(Stored data entries)
** BEGIN **
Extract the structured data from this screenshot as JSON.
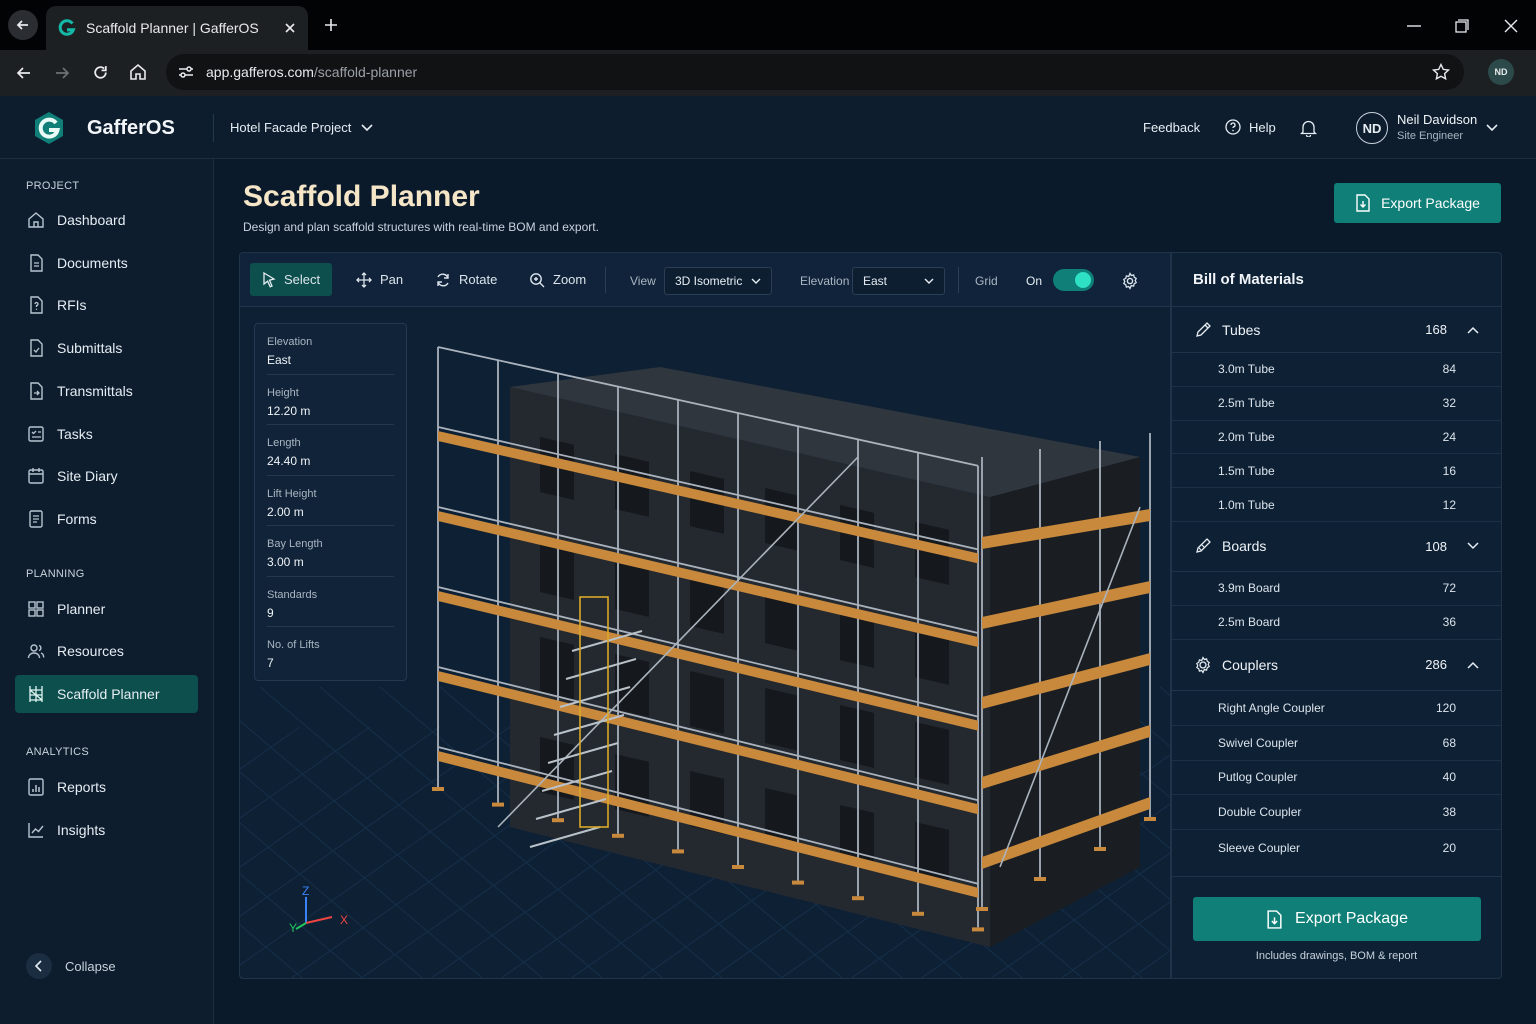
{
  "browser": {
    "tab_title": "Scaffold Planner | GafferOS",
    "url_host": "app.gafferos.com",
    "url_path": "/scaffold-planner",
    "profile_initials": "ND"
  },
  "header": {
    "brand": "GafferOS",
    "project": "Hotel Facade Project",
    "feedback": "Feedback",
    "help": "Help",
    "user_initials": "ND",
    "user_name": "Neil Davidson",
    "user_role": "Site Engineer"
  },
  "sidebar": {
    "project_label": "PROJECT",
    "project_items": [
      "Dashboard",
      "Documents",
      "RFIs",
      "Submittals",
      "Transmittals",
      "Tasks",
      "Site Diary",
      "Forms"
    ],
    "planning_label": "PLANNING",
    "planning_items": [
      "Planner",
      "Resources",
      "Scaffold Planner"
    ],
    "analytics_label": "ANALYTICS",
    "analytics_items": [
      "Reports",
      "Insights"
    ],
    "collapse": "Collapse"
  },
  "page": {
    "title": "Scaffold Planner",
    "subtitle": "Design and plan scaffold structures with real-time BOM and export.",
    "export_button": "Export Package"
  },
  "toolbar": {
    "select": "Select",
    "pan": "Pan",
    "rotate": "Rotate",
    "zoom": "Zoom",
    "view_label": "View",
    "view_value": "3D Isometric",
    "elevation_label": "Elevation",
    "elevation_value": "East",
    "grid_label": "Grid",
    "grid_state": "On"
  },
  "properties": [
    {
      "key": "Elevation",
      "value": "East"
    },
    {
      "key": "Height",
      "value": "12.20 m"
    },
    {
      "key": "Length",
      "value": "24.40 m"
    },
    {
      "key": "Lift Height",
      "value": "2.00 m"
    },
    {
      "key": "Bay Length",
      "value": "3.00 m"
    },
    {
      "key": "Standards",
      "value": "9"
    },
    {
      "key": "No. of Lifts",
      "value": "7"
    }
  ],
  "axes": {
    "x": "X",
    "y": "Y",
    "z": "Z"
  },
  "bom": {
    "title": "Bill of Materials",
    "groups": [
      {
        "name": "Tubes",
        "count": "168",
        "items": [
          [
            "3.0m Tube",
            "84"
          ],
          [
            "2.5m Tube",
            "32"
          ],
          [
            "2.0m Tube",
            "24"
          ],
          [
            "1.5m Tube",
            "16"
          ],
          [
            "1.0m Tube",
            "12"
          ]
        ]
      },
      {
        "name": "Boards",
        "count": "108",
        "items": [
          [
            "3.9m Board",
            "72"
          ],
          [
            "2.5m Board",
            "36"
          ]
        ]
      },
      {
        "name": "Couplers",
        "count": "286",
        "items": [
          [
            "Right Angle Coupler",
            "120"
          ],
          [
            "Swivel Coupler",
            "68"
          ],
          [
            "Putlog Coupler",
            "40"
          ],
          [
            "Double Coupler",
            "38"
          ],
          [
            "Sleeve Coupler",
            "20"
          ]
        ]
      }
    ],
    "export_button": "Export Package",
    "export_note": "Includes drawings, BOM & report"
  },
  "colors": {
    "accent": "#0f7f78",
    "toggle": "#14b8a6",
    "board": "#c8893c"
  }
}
** END **
** BEGIN **
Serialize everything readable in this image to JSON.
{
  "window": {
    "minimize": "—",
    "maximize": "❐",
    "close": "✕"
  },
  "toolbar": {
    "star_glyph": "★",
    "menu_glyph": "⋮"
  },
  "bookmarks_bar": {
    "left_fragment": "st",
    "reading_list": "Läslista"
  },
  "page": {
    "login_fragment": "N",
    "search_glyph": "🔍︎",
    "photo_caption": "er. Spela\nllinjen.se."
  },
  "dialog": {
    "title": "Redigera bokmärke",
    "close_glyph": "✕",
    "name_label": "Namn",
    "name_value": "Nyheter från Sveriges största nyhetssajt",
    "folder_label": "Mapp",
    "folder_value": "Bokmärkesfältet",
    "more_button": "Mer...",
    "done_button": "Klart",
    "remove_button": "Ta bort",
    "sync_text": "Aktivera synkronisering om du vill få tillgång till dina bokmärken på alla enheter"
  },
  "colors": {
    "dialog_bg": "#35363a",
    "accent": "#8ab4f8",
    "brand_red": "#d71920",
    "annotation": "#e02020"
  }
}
** END **
» **Given task**:
Locate each line with the word "this" and copy it.

» **Task result**:
Extract the structured data from this screenshot as JSON.
Serialize everything readable in this image to JSON.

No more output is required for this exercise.